* Activity *
Within the records that follow, find every line containing the string "Feuchtigkeit". Copy those lines.

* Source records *
******************************
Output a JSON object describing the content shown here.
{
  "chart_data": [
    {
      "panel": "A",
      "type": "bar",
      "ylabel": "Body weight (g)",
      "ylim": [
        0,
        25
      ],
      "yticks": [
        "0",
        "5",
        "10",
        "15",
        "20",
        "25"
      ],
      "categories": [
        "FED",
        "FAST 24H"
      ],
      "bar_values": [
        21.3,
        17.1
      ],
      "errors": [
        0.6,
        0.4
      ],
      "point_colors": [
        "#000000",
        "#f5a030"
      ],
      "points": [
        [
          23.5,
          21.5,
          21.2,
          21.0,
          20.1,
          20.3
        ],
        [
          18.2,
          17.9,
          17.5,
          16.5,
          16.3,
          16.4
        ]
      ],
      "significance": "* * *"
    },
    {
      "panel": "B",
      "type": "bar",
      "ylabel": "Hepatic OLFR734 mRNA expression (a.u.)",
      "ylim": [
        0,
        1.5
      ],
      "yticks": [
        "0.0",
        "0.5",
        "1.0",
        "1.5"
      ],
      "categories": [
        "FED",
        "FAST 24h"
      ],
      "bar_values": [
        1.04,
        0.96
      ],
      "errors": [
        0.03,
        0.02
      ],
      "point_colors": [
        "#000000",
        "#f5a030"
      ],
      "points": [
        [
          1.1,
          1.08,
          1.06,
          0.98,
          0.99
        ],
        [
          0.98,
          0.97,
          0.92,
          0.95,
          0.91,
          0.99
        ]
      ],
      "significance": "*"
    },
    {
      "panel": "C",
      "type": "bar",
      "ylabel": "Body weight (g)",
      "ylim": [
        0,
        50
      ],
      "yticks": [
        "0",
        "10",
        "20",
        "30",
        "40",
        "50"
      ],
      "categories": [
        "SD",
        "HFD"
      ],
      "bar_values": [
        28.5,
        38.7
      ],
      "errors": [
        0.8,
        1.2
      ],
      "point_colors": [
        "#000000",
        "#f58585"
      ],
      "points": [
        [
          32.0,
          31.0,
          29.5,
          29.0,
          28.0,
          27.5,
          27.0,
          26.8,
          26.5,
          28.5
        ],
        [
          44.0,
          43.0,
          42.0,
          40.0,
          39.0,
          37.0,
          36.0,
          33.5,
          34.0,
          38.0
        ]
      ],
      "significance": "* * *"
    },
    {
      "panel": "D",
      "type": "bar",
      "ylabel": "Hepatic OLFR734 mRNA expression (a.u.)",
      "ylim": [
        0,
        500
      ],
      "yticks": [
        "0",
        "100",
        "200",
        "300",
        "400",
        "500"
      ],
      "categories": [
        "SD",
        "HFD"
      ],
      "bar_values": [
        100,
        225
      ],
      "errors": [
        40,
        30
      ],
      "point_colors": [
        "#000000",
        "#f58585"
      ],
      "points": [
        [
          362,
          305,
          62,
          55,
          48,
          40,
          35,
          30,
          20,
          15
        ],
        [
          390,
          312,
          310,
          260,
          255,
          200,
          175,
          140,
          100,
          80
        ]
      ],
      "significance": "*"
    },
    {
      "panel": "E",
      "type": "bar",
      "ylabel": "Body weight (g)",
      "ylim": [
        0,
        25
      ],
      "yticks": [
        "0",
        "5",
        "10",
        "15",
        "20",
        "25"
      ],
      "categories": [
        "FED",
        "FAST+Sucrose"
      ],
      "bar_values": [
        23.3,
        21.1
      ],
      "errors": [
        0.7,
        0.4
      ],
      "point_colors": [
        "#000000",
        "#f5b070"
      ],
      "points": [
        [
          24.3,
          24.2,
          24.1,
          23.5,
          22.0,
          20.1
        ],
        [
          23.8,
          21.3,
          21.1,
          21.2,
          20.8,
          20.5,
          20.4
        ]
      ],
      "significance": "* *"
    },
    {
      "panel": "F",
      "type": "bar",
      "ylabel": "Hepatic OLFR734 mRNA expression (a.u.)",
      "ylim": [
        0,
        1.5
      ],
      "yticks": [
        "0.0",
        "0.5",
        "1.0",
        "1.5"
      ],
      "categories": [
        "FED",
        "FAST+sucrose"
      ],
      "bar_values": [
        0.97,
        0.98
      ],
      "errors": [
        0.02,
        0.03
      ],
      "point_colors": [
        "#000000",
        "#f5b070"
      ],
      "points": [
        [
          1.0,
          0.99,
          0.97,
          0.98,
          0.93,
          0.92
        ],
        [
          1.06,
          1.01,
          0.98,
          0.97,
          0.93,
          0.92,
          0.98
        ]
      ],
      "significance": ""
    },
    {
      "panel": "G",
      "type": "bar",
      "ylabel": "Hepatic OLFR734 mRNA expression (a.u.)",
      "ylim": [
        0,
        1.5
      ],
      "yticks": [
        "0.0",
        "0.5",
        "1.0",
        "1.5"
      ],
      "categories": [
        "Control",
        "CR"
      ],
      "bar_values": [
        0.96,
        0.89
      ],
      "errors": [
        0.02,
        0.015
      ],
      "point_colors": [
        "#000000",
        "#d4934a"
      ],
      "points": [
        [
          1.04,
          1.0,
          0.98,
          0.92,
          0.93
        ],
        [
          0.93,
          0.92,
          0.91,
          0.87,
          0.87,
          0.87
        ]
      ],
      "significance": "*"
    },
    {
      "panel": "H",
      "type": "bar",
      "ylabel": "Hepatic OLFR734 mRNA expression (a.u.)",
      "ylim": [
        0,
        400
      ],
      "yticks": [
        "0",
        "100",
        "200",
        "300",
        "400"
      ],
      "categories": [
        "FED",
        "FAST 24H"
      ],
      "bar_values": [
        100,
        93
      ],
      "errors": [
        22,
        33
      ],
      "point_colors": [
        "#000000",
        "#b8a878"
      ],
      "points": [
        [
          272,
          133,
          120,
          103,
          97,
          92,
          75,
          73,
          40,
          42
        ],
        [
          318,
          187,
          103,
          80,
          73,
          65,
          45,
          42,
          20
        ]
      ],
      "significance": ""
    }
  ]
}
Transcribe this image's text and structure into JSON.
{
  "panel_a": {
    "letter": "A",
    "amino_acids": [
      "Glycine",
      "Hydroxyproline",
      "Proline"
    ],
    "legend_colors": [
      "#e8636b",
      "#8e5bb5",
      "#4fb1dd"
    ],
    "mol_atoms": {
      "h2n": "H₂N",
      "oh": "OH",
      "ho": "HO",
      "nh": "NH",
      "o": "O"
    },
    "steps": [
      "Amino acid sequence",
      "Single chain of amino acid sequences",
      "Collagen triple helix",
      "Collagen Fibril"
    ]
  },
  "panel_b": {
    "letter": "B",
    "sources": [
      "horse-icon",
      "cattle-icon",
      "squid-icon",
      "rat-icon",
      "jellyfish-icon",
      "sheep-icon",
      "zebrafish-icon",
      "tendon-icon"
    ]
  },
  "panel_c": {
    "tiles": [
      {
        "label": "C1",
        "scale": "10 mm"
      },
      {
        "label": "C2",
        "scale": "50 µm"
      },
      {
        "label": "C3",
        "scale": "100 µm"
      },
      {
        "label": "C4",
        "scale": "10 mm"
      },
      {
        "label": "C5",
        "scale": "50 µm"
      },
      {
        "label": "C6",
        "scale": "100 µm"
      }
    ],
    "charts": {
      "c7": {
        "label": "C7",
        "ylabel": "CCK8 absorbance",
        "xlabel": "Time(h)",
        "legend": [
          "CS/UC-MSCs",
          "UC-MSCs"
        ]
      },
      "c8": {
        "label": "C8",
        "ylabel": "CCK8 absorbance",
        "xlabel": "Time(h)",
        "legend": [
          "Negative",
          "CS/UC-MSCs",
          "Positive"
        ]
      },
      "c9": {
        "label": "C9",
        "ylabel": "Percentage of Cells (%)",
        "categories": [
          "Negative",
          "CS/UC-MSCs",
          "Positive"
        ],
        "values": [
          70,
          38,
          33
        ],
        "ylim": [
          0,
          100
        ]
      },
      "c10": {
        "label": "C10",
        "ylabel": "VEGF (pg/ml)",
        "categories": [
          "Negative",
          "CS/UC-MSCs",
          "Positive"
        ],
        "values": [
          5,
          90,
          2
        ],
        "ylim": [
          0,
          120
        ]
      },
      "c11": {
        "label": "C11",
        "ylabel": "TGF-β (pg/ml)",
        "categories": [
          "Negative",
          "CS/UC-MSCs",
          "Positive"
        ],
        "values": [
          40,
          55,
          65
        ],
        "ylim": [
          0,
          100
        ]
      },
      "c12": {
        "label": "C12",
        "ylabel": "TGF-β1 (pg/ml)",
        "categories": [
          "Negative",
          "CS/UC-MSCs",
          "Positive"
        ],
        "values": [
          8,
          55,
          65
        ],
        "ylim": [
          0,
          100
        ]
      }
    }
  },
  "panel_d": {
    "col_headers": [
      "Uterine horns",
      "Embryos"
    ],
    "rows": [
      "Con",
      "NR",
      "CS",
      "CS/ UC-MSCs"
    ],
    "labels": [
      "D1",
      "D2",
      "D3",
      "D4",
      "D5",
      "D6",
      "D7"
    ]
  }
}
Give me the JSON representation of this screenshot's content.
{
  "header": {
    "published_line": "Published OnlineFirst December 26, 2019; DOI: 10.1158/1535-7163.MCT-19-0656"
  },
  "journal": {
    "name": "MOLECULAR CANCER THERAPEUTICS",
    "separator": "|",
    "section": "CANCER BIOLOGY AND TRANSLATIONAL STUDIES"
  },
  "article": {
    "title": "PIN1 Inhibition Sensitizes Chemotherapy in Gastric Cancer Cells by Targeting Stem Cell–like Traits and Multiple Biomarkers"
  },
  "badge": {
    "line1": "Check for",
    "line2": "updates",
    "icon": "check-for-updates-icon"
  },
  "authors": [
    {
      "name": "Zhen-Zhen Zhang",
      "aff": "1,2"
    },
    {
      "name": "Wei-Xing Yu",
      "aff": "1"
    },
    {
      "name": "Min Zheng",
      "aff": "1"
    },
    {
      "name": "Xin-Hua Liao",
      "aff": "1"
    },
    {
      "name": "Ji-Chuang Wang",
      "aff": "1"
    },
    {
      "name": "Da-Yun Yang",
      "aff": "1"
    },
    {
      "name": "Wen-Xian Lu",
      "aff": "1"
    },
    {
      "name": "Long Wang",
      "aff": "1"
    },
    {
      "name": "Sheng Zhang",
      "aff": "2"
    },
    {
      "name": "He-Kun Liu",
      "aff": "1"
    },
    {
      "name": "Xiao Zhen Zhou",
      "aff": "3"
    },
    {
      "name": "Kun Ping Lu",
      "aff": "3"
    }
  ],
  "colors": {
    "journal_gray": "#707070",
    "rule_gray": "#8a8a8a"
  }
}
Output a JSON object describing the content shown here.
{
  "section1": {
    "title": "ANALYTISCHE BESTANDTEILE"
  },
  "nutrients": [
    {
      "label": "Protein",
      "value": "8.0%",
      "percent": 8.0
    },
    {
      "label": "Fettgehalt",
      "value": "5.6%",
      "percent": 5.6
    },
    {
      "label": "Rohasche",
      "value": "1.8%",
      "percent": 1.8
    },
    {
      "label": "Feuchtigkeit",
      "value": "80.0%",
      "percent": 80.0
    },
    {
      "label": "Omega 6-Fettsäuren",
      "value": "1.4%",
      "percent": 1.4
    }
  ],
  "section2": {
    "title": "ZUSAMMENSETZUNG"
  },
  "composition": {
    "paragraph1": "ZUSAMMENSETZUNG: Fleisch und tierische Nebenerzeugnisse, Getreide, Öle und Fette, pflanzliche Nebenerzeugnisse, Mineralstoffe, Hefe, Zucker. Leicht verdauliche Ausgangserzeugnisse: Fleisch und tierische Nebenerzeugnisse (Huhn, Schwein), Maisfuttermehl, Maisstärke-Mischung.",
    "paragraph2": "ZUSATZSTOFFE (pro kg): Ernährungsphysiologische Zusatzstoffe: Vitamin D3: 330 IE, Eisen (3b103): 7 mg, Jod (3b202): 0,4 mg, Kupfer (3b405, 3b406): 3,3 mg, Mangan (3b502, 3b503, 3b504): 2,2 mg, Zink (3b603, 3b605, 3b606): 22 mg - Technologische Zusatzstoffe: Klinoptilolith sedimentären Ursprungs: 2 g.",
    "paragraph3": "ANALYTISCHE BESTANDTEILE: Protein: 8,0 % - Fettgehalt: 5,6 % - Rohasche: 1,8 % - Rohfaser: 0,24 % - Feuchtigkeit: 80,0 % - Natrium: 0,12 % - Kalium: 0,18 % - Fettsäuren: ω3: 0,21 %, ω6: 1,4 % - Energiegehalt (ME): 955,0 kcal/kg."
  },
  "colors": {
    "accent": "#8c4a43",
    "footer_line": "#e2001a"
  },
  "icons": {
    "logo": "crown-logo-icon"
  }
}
******************************
* Result *
      "label": "Feuchtigkeit",
    "paragraph3": "ANALYTISCHE BESTANDTEILE: Protein: 8,0 % - Fettgehalt: 5,6 % - Rohasche: 1,8 % - Rohfaser: 0,24 % - Feuchtigkeit: 80,0 % - Natrium: 0,12 % - Kalium: 0,18 % - Fettsäuren: ω3: 0,21 %, ω6: 1,4 % - Energiegehalt (ME): 955,0 kcal/kg."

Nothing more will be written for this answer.